EXERCISE TEXT>
Without the Guardrail Block, the output from the first two workflow steps (‘Get leads from form submissions’ and ‘Get leads from new CRM records’) is a direct input to the “Triage Leads” step.

So, we insert the Guardrail Block right before the “Triage leads” step. It is configured this way so that the Guardrail Block can check the data passed from the first two workflow steps (‘Get leads from form submissions’ and ‘Get leads from new CRM records’) for prompt injections.

If the Guardrail Block outputs ‘passed’, our workflow will continue. If the Guardrail Block outputs ‘failed’, our workflow will execute an ‘End Block’, stopping the workflow immediately.

This way, if the data does contain a prompt injection, the Guardrail Block will prevent this prompt injection from being passed to the final agent (“Triage Leads”). This is important because the final agent has the capability to take more sensitive actions that can be manipulated by the prompt injection (e.g. sending emails).

A guardrail block placed between the first two agent steps responsible for collecting data and the final agent step responsible for sending emails.

We enabled the ‘Jailbreak’ defense, and set the default model choice and confidence threshold (GPT-4.1-mini, 70% confidence).

A display showing the configuration of a Guardrail Block in the agentic sales workflow. The 'Jailbreaks' policy is selected with the model GPT 4.1 Mini and a confidence threshold of 70%.

The flaw? The prompt injection guardrails are LLM-based, meaning it can be tricked in the same way that the agents themselves can be tricked.

It did not detect the attacker’s prompt injection.

A display of the output from the Guardrail step, showing that the input data contains the CRM records and the prompt-injected form submission. The evaluation states 'passed' indicating that the injection did not trip the guardrail.

2. Interesting find during Reasoning

One mechanism OpenAI uses to improve the performance of its models is allowing the model to ‘reason’ before outputting to the user. To ‘reason’, the model has a conversation with itself, discussing what its objectives are and how to achieve them. This reasoning logic is typically displayed to the user as it is being created, but after each ‘thought’ is complete, the reasoning block is concealed from the display (unless the user goes back and clicks to expand it). After ‘reasoning’, the model prints a final output to the user.

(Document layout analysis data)

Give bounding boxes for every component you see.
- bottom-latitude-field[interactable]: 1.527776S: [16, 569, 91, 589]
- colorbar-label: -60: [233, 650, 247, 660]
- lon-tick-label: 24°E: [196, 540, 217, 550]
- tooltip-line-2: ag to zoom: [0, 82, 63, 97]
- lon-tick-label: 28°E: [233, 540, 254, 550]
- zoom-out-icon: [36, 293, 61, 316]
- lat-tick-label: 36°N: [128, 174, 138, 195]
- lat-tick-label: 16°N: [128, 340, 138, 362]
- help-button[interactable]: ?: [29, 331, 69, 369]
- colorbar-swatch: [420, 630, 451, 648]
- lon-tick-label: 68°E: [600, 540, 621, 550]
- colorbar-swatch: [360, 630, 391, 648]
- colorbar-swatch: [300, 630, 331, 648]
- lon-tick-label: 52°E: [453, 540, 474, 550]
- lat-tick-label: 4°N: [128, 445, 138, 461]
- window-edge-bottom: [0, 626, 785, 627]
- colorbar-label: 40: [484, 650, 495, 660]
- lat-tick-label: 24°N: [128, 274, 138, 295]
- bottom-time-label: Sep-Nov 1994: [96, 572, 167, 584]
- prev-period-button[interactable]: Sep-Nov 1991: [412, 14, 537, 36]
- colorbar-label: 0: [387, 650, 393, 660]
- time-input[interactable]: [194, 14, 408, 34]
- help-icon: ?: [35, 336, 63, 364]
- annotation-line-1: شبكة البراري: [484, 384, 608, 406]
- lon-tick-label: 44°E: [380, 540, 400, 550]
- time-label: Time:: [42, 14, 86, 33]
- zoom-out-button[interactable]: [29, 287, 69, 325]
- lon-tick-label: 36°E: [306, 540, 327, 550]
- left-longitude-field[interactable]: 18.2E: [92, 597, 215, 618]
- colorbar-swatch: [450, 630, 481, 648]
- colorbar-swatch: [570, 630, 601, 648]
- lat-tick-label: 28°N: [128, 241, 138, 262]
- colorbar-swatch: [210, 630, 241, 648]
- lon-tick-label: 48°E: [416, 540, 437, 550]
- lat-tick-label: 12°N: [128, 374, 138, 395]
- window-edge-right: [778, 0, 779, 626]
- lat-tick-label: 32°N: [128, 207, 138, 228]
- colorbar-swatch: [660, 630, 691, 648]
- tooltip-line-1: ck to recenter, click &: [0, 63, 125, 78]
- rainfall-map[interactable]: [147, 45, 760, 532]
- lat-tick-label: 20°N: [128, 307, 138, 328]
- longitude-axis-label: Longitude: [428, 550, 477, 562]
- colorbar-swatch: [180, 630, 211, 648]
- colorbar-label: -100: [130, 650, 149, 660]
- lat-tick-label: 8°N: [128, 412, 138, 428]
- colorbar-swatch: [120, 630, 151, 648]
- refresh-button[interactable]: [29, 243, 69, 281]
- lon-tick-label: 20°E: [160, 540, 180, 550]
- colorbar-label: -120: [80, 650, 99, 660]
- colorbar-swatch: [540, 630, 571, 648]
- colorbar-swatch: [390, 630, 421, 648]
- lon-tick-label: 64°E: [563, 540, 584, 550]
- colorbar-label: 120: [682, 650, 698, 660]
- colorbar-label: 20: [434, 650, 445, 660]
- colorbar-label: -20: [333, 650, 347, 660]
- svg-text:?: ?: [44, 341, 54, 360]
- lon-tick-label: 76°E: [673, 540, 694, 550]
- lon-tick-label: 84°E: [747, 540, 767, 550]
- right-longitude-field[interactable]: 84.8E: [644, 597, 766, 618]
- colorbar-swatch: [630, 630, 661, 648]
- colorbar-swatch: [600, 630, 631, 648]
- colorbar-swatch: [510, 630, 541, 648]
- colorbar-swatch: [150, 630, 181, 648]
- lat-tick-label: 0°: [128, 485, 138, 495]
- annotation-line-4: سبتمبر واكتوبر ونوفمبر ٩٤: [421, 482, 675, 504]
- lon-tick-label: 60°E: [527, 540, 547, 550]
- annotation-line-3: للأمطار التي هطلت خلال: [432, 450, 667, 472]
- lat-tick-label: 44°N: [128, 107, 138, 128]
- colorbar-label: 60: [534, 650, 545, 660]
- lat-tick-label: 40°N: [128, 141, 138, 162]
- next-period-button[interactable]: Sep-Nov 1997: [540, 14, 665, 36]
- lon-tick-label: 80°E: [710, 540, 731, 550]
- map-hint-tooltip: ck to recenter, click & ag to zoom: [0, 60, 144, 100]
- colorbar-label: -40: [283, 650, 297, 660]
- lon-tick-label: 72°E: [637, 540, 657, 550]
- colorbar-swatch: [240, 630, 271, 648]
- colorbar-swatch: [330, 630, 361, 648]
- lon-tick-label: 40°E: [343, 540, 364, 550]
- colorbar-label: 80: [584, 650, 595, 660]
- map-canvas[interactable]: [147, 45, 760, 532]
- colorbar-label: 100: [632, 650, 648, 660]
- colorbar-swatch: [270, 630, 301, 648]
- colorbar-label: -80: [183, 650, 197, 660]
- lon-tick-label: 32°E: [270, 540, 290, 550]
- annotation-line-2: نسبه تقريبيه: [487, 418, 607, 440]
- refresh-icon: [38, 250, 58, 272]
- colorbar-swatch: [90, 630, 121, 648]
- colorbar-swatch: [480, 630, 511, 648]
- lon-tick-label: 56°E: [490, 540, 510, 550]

YOUR OBJECTIVE>
Write the next part of the text about the Guardrail Block and prompt injections, picking up after its final sentence.

WRITTEN RESPONSE>
In the ‘reasoning’, we can see that internally, the model is motivated to identify prompt injections - so that it can be sure to avoid executing instructions from untrusted parties. This is likely due to some protections at the “model layer”; in other words, safeguards OpenAI put in during training - or after training - to mitigate the risks of prompt injection.

An image of a model reasoning trace in which the model recognized a prompt injection, stating 'I want to avoid executing any instructions that are part of the content itself'.

The model identifies a malicious instruction (prompt injection), calling it out as a social engineering attempt, and choosing not to act on it.

We noticed an interesting behavior that appeared in the ‘Get leads from form submission Agent’:

If the agent identified an injection, it expressed the intention to avoid acting on the injection. However, it reasoned that as long as it did not execute the malicious request itself, it was okay to continue processing the malicious data according to its normal workflow.

A model reasoning trace with the title line 'Handling prompt injection carefully' and a body in which the agent states 'I need to be cautious here because it looks like there's a prompt injection attempt aimed at making the system send an email. However, my goal is just to include the content in the output without executing it, which is fine.'

This can be problematic for multi-step AI workflows, as was seen in our example. It means that - even if a model identifies a prompt injection - it can still be passed verbatim from one agent to another, allowing for the manipulation of agents deeper in the workflow.